This defines the attention matrix for each k-th token. We then select the attention matrix for our new class token, ${\mathbf{M}}_q$, defined as

$${\mathbf{M}}_q=D_{{\tau }_{\theta }\left(p_j\right),Q}$$

(4)

From this matrix, we filter out the pixels with attention values below a given threshold T, which we set at 0.5. After this filter, we use a DenseCRF [29] to post-process the filtered attention map and obtain a dense binary mask, which is then used to obtain a bounding box that gives the location of the object from the class in the generated image $I_j$.

We use this bounding box to propose five points located in a cross pattern around the bounding box center and use them to prompt the SAM [8] to obtain the $M_j$ binary mask for our object, which we then apply to the generated image $I_j$ to produce the RGB cutout and semantic segmentation ground truth for the new class.

Using variations of the automatically generated prompts and different latent vectors $z_t$, we can repeat this process multiple times to obtain a large set of RGB cutouts ${\mathbf{x}}_q$ and their semantic masks ${\mathbf{y}}_q$.

2.2. Mask Curation

Repeating this method with different latent noises and prompts, we can obtain varied cutout examples for the new class we want to include in the dataset, although they require an additional curation step, as some of them may present some issues. Figure 2 shows some examples of generated images and class masks. For example, when the attention mask occupies a notable proportion of the image, we can assume either it is a close-up, or it is highly probable that the image is not something we want (for example, image (c) in Figure 2 resembles the interior of a bus). We discard these images just by setting a fixed threshold for the ratio of attention pixels, which we set at 40% of the image.

The (d) example from Figure 2 shows one of the drawbacks of the SAM: it may produce noisy segmentation masks, particularly on object edges, as the SAM is trained on 1024 × 1024 images, and the resolution of the images we generate is 512 × 512.

To remove these samples, we include an additional filtering process, relying on three different metrics to filter these noisy masks: the Polsby–Popper method for measuring mask compactness, a mask contour smoothness metric, and measuring angular change along the mask of the contour metric.

The Polsby–Popper [30,31] method is defined as

$$PP\left(m\right)={\displaystyle \frac{4\pi \ast A\left(m\right)}{P{\left(m\right)}^2}}$$

(5)

_Stored rows_
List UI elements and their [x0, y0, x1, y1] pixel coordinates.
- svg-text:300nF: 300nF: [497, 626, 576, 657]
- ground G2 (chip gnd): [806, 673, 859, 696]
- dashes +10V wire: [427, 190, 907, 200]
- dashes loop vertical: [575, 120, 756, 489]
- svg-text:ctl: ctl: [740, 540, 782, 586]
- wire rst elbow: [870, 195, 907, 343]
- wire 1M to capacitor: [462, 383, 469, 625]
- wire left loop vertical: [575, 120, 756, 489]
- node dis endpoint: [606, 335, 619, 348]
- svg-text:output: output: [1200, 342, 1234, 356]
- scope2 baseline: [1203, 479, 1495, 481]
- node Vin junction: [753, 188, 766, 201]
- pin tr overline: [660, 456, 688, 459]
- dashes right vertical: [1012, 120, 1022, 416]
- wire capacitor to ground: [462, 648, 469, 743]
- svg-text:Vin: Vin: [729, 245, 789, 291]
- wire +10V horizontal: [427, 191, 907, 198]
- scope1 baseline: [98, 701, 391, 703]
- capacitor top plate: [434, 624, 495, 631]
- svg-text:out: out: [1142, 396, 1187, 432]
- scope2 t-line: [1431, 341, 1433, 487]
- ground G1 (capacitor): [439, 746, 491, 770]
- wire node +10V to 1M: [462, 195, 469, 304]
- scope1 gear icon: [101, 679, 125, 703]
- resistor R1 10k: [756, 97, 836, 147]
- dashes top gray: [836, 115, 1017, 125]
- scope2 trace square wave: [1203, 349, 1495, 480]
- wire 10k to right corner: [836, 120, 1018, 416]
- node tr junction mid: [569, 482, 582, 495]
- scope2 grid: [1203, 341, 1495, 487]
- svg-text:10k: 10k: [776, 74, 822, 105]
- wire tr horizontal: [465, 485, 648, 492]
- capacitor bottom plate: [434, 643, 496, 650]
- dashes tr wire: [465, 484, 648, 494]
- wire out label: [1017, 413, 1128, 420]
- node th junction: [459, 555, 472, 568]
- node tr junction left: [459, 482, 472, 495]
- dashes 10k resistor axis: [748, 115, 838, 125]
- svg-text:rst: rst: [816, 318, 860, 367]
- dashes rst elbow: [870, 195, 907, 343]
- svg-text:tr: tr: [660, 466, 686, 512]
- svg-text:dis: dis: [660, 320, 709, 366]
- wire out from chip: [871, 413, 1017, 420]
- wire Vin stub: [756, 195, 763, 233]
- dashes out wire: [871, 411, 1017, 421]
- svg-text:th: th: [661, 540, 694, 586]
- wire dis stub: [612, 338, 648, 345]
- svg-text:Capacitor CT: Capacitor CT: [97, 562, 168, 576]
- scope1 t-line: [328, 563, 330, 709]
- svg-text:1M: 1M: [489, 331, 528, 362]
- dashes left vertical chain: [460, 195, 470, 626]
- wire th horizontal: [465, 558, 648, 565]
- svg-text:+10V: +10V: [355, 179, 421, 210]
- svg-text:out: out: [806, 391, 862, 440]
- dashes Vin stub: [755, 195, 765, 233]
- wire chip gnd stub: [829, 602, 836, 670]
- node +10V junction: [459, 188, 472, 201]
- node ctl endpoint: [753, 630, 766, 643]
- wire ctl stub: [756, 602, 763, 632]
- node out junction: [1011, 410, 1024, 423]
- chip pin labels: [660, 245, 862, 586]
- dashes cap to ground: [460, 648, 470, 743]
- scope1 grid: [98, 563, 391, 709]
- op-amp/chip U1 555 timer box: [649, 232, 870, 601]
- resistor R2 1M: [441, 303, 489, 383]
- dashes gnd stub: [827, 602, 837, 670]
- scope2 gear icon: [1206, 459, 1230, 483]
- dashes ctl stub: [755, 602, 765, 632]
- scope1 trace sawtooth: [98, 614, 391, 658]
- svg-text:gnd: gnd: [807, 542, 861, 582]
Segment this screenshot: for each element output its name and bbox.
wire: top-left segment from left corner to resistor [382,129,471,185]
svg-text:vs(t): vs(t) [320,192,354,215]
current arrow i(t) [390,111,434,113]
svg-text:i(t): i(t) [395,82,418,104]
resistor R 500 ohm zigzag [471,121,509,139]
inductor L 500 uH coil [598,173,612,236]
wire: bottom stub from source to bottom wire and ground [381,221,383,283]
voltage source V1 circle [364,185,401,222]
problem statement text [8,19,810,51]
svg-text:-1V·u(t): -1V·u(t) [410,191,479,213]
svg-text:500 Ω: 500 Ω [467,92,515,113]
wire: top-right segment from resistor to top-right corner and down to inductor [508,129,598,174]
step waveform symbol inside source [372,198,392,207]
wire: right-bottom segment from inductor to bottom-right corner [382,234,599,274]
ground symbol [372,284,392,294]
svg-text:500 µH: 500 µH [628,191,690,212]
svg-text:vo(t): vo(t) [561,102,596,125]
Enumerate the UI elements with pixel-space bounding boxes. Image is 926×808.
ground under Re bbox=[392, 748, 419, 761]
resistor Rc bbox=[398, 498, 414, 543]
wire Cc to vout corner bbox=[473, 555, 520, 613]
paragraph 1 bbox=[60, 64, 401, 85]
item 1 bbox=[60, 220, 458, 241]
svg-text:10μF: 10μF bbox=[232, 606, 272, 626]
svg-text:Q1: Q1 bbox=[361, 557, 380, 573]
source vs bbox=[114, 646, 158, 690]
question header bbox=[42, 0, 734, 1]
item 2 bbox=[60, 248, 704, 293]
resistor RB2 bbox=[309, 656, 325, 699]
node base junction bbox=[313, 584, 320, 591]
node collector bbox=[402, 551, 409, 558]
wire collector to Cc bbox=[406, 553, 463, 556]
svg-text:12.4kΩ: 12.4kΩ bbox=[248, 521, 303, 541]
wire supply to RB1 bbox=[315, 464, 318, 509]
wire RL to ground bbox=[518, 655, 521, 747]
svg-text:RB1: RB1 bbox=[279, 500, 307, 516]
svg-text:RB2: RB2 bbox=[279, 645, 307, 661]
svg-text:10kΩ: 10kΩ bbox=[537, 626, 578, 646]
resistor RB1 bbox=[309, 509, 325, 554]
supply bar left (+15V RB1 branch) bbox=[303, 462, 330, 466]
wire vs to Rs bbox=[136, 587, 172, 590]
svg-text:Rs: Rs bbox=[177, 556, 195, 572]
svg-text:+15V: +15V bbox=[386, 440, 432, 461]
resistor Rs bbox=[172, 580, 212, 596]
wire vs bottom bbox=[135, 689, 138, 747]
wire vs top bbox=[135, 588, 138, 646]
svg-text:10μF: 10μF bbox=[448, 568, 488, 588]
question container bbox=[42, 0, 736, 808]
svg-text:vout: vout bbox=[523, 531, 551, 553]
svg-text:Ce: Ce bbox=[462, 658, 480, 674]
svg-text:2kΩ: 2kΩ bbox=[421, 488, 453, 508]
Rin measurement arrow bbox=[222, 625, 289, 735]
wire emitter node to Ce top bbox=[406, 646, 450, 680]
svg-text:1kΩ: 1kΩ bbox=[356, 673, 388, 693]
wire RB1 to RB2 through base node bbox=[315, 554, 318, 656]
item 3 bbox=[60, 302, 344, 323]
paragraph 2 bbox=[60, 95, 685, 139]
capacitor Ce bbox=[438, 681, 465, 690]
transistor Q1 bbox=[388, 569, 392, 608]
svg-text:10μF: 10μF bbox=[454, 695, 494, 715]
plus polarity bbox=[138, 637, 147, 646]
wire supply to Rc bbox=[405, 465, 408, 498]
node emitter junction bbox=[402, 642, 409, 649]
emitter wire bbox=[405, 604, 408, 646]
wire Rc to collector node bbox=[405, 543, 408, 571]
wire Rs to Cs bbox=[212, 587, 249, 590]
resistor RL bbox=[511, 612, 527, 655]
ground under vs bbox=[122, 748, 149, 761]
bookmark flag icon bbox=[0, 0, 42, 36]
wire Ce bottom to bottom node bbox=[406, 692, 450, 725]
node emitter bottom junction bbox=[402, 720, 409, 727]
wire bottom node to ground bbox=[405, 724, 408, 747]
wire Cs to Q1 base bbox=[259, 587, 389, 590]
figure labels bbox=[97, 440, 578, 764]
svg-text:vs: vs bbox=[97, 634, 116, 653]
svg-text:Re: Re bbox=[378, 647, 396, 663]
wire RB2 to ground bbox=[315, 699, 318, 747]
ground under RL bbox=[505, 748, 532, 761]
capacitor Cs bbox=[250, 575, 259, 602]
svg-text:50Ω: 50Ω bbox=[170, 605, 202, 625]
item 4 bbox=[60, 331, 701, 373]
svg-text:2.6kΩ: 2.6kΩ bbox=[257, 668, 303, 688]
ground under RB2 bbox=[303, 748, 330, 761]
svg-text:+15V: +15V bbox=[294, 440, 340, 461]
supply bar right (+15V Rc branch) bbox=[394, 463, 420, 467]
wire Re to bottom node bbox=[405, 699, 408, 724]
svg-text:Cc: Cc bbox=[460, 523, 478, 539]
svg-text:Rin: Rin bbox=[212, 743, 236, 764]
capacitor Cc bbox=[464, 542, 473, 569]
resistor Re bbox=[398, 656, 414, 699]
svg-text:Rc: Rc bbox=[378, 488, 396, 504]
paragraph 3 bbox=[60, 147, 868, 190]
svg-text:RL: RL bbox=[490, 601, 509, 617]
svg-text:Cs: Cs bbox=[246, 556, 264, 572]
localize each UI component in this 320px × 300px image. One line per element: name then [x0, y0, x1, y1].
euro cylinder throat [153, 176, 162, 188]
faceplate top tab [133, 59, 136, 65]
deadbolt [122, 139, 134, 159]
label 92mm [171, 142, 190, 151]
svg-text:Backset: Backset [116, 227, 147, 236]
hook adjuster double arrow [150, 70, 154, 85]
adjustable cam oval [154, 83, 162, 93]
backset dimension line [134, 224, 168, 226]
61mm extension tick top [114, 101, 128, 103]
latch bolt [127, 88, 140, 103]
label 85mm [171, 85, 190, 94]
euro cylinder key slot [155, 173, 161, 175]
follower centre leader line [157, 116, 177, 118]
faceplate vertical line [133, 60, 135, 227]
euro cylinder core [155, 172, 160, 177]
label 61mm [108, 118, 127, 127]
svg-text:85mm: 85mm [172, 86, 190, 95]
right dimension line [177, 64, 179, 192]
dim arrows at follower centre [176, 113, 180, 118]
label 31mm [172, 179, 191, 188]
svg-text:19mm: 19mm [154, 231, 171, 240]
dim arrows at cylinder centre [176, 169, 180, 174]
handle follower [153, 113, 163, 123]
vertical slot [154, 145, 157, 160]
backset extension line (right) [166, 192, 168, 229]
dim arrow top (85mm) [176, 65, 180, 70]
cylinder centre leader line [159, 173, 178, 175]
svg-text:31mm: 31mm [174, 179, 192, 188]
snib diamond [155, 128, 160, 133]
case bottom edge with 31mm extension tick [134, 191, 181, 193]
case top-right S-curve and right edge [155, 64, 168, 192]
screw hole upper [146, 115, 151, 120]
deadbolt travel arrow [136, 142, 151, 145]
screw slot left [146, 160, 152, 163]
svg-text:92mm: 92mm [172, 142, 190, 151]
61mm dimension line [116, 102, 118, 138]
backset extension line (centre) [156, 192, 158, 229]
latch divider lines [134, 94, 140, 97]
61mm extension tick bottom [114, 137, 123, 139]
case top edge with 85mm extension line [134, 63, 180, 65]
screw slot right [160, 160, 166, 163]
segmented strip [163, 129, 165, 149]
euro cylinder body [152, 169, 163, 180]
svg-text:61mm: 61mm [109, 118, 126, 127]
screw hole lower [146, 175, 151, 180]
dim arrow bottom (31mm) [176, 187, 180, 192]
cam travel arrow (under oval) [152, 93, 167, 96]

_Requirements_
(a) Extract the span of the passage on generating and curating segmentation masks that starts with "From this matrix, we" and goes on through "generated image $I_j$.".
(b) Extend the passage on generating and curating segmentation masks, picking up right after its final line.

_Results of the exercise_
(a)
From this matrix, we filter out the pixels with attention values below a given threshold T, which we set at 0.5. After this filter, we use a DenseCRF [29] to post-process the filtered attention map and obtain a dense binary mask, which is then used to obtain a bounding box that gives the location of the object from the class in the generated image $I_j$.

(b)
where m is the mask generated by the SAM, $A\left(m\right)$ is the area of the mask, and $P\left(m\right)$ is the perimeter of the mask. We only keep masks where $PP\left(m\right)>0.6$.

Masks that pass this initial filter are then processed using a perimeter smoothness metric.

$$S\left(m\right)={\displaystyle \frac{P\left(m\right)}{P_s\left(m\right)}}$$

(6)

where $P_s\left(m\right)$ is the perimeter obtained after smoothing the mask. If $S\left(m\right)<1.0$, the mask is discarded.

Finally, we process the mask using an energy metric that measures the angular change along the perimeter contour, defined as

$$E_P=\sum _{i=1}^{N-1}\Delta {\theta }_i$$

(7)

where ${\theta }_i$ is the angle between two consecutive segments in the contour, so the energy for two consecutive angles would be $\Delta {\theta }_i=|{\theta }_{i+1}-{\theta }_i|$. A high energy value indicates more irregular or noisy boundaries, with larger or more frequent changes in direction. We keep masks where $E_P<50$. Although we could normalize this energy using the perimeter length, we found this often resulted in bigger masks with smaller noisy portions not being discarded. Thresholds were selected after manual observation of a small subset of 20 images for the bus class and were kept the same for other classes.

2.3. Including Novel Classes in Unsupervised Domain Adaptation Pipelines for Semantic Segmentation

To validate our pipeline, we include our synthesized cutouts in a UDA framework. In UDA, we have two sets of images: A source domain ${\mathcal{X}}_S={\left\{(x_s^i,y_s^i)\right\}}_{i=0}^{N_s}$, composed of images with ground-truth semantic labels ${\mathbf{y}}_r^i\in {\left\{1,2,\dots ,C\right\}}^{H\times W}$; and a target domain ${\mathcal{X}}_T={\left\{\left(x_t^i\right)\right\}}_{i=0}^{N_t}$, with images but not labels, to leverage the source data to train an algorithm that effectively generalizes to the target domain. Usually, this is achieved by performing supervised training on the source data, and then using a teacher model or even the same model to generate pseudo-labels for the target data [7,14,15,32], which are then used in the loss computation for target images.

To include our novel class examples, we propose a method that works by modifying the data used to train on the supervised source domain. Drawing inspiration from MixUP [16], we randomly combine source images $x_s^i$ and our class examples $x_q$ with a fixed probability $p_m$, by computing the dot product of the new class mask $y_q$ and the source image at a random location where the bounding box of $x_q$ is fully contained within the dimensions of the source image. With this, for a copy of the source image and labels $x_m^i=x_s^i$ and $y_m^i=y_s^i$, we randomly propose a region of the source image $roi$ where the cutout can be overlaid $x_m^i\left[roi\right]$, and then substitute the pixels inside this region with the content of the new class:

$$x_m^i\left[roi\right]=y_q^i·x_q^i+(1-y_q^i)·x_m^i\left[roi\right]$$

(8)

Similarly, we substitute the semantic segmentation labels with the novel class index Q,

$$y_m^i\left[roi\right]=y_q^i·Q+(1-y_q^i)·y_m^i\left[roi\right]$$

(9)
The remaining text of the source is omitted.